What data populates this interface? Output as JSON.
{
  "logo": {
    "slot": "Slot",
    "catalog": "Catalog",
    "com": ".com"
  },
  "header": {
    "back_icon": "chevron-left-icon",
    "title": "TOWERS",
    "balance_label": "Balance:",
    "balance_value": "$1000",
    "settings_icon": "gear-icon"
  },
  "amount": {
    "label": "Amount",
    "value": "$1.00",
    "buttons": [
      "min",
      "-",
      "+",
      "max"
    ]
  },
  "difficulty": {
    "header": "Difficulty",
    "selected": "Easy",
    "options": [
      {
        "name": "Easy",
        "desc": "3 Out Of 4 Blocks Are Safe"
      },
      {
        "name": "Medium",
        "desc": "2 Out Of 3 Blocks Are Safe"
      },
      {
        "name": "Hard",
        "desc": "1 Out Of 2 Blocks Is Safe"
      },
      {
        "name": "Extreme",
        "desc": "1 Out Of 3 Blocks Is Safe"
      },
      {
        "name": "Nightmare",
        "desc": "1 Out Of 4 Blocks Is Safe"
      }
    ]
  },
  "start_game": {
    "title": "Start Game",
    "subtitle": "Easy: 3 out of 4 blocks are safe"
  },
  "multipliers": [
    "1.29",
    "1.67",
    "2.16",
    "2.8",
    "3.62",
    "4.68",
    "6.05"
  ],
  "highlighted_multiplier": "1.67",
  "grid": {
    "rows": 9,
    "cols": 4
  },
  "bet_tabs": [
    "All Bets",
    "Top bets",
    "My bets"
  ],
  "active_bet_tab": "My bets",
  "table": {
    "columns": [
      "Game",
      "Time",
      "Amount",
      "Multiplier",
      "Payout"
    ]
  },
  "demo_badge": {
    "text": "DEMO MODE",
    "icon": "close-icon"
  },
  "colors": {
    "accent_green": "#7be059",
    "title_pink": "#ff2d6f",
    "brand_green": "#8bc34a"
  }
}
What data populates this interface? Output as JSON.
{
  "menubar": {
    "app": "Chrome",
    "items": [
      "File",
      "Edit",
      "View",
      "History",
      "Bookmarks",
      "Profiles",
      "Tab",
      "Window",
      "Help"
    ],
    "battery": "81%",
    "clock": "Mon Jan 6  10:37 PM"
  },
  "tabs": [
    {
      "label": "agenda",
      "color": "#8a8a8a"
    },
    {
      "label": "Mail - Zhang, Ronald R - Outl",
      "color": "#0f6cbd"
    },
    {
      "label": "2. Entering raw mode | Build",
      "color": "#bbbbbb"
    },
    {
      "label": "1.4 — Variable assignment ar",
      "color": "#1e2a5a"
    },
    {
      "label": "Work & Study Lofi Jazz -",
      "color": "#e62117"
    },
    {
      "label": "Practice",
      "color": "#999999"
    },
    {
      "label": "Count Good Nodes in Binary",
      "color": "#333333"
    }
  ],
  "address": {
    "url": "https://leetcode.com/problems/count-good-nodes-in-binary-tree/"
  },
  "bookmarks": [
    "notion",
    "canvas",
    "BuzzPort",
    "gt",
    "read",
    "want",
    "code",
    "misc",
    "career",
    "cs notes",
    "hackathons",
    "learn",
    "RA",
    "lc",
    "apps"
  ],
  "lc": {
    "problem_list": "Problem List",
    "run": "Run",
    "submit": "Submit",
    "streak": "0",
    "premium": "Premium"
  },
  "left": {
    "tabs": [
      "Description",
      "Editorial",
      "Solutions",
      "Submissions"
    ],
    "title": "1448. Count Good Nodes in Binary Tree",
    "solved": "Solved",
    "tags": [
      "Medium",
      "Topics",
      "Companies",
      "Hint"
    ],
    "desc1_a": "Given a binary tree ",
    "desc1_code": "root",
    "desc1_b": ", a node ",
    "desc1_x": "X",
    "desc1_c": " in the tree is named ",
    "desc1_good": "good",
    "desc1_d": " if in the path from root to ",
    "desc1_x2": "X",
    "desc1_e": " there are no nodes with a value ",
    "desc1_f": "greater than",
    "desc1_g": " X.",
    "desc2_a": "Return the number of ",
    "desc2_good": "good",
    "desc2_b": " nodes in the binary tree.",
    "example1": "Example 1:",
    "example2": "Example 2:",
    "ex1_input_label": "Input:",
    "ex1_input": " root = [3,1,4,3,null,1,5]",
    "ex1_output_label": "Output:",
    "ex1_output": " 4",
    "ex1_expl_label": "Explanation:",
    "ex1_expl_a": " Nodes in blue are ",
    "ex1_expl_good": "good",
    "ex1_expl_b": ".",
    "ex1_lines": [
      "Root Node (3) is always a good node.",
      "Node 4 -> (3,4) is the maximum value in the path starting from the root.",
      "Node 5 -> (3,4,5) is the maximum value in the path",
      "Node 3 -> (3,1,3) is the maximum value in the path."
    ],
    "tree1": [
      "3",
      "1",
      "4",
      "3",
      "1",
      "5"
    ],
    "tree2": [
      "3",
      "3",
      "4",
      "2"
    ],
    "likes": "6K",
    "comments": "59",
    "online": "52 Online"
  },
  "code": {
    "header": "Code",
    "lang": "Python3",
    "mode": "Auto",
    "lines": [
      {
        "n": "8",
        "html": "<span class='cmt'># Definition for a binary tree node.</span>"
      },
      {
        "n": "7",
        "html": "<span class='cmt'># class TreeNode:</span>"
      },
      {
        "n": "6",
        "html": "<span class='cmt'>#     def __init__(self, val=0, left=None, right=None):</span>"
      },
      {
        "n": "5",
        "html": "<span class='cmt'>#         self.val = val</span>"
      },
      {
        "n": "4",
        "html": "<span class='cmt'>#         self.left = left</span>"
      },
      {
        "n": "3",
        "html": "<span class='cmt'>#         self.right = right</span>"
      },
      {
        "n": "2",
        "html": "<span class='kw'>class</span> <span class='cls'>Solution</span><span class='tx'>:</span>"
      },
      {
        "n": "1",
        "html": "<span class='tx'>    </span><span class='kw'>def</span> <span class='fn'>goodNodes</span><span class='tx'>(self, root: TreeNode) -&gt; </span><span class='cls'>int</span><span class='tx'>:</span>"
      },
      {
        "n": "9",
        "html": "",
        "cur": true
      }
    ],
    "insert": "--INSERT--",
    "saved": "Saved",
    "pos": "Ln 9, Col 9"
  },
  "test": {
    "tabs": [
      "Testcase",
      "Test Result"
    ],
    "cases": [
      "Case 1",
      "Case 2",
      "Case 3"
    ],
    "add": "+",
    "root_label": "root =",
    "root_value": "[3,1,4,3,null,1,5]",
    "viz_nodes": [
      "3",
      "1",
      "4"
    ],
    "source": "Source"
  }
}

▶ Goal
Print all of the entries exactly as they appear.

▶ Result for this exercise
What data populates this interface? Output as JSON.
{
  "logo": {
    "slot": "Slot",
    "catalog": "Catalog",
    "com": ".com"
  },
  "header": {
    "back_icon": "chevron-left-icon",
    "title": "TOWERS",
    "balance_label": "Balance:",
    "balance_value": "$1000",
    "settings_icon": "gear-icon"
  },
  "amount": {
    "label": "Amount",
    "value": "$1.00",
    "buttons": [
      "min",
      "-",
      "+",
      "max"
    ]
  },
  "difficulty": {
    "header": "Difficulty",
    "selected": "Easy",
    "options": [
      {
        "name": "Easy",
        "desc": "3 Out Of 4 Blocks Are Safe"
      },
      {
        "name": "Medium",
        "desc": "2 Out Of 3 Blocks Are Safe"
      },
      {
        "name": "Hard",
        "desc": "1 Out Of 2 Blocks Is Safe"
      },
      {
        "name": "Extreme",
        "desc": "1 Out Of 3 Blocks Is Safe"
      },
      {
        "name": "Nightmare",
        "desc": "1 Out Of 4 Blocks Is Safe"
      }
    ]
  },
  "start_game": {
    "title": "Start Game",
    "subtitle": "Easy: 3 out of 4 blocks are safe"
  },
  "multipliers": [
    "1.29",
    "1.67",
    "2.16",
    "2.8",
    "3.62",
    "4.68",
    "6.05"
  ],
  "highlighted_multiplier": "1.67",
  "grid": {
    "rows": 9,
    "cols": 4
  },
  "bet_tabs": [
    "All Bets",
    "Top bets",
    "My bets"
  ],
  "active_bet_tab": "My bets",
  "table": {
    "columns": [
      "Game",
      "Time",
      "Amount",
      "Multiplier",
      "Payout"
    ]
  },
  "demo_badge": {
    "text": "DEMO MODE",
    "icon": "close-icon"
  },
  "colors": {
    "accent_green": "#7be059",
    "title_pink": "#ff2d6f",
    "brand_green": "#8bc34a"
  }
}
What data populates this interface? Output as JSON.
{
  "menubar": {
    "app": "Chrome",
    "items": [
      "File",
      "Edit",
      "View",
      "History",
      "Bookmarks",
      "Profiles",
      "Tab",
      "Window",
      "Help"
    ],
    "battery": "81%",
    "clock": "Mon Jan 6  10:37 PM"
  },
  "tabs": [
    {
      "label": "agenda",
      "color": "#8a8a8a"
    },
    {
      "label": "Mail - Zhang, Ronald R - Outl",
      "color": "#0f6cbd"
    },
    {
      "label": "2. Entering raw mode | Build",
      "color": "#bbbbbb"
    },
    {
      "label": "1.4 — Variable assignment ar",
      "color": "#1e2a5a"
    },
    {
      "label": "Work & Study Lofi Jazz -",
      "color": "#e62117"
    },
    {
      "label": "Practice",
      "color": "#999999"
    },
    {
      "label": "Count Good Nodes in Binary",
      "color": "#333333"
    }
  ],
  "address": {
    "url": "https://leetcode.com/problems/count-good-nodes-in-binary-tree/"
  },
  "bookmarks": [
    "notion",
    "canvas",
    "BuzzPort",
    "gt",
    "read",
    "want",
    "code",
    "misc",
    "career",
    "cs notes",
    "hackathons",
    "learn",
    "RA",
    "lc",
    "apps"
  ],
  "lc": {
    "problem_list": "Problem List",
    "run": "Run",
    "submit": "Submit",
    "streak": "0",
    "premium": "Premium"
  },
  "left": {
    "tabs": [
      "Description",
      "Editorial",
      "Solutions",
      "Submissions"
    ],
    "title": "1448. Count Good Nodes in Binary Tree",
    "solved": "Solved",
    "tags": [
      "Medium",
      "Topics",
      "Companies",
      "Hint"
    ],
    "desc1_a": "Given a binary tree ",
    "desc1_code": "root",
    "desc1_b": ", a node ",
    "desc1_x": "X",
    "desc1_c": " in the tree is named ",
    "desc1_good": "good",
    "desc1_d": " if in the path from root to ",
    "desc1_x2": "X",
    "desc1_e": " there are no nodes with a value ",
    "desc1_f": "greater than",
    "desc1_g": " X.",
    "desc2_a": "Return the number of ",
    "desc2_good": "good",
    "desc2_b": " nodes in the binary tree.",
    "example1": "Example 1:",
    "example2": "Example 2:",
    "ex1_input_label": "Input:",
    "ex1_input": " root = [3,1,4,3,null,1,5]",
    "ex1_output_label": "Output:",
    "ex1_output": " 4",
    "ex1_expl_label": "Explanation:",
    "ex1_expl_a": " Nodes in blue are ",
    "ex1_expl_good": "good",
    "ex1_expl_b": ".",
    "ex1_lines": [
      "Root Node (3) is always a good node.",
      "Node 4 -> (3,4) is the maximum value in the path starting from the root.",
      "Node 5 -> (3,4,5) is the maximum value in the path",
      "Node 3 -> (3,1,3) is the maximum value in the path."
    ],
    "tree1": [
      "3",
      "1",
      "4",
      "3",
      "1",
      "5"
    ],
    "tree2": [
      "3",
      "3",
      "4",
      "2"
    ],
    "likes": "6K",
    "comments": "59",
    "online": "52 Online"
  },
  "code": {
    "header": "Code",
    "lang": "Python3",
    "mode": "Auto",
    "lines": [
      {
        "n": "8",
        "html": "<span class='cmt'># Definition for a binary tree node.</span>"
      },
      {
        "n": "7",
        "html": "<span class='cmt'># class TreeNode:</span>"
      },
      {
        "n": "6",
        "html": "<span class='cmt'>#     def __init__(self, val=0, left=None, right=None):</span>"
      },
      {
        "n": "5",
        "html": "<span class='cmt'>#         self.val = val</span>"
      },
      {
        "n": "4",
        "html": "<span class='cmt'>#         self.left = left</span>"
      },
      {
        "n": "3",
        "html": "<span class='cmt'>#         self.right = right</span>"
      },
      {
        "n": "2",
        "html": "<span class='kw'>class</span> <span class='cls'>Solution</span><span class='tx'>:</span>"
      },
      {
        "n": "1",
        "html": "<span class='tx'>    </span><span class='kw'>def</span> <span class='fn'>goodNodes</span><span class='tx'>(self, root: TreeNode) -&gt; </span><span class='cls'>int</span><span class='tx'>:</span>"
      },
      {
        "n": "9",
        "html": "",
        "cur": true
      }
    ],
    "insert": "--INSERT--",
    "saved": "Saved",
    "pos": "Ln 9, Col 9"
  },
  "test": {
    "tabs": [
      "Testcase",
      "Test Result"
    ],
    "cases": [
      "Case 1",
      "Case 2",
      "Case 3"
    ],
    "add": "+",
    "root_label": "root =",
    "root_value": "[3,1,4,3,null,1,5]",
    "viz_nodes": [
      "3",
      "1",
      "4"
    ],
    "source": "Source"
  }
}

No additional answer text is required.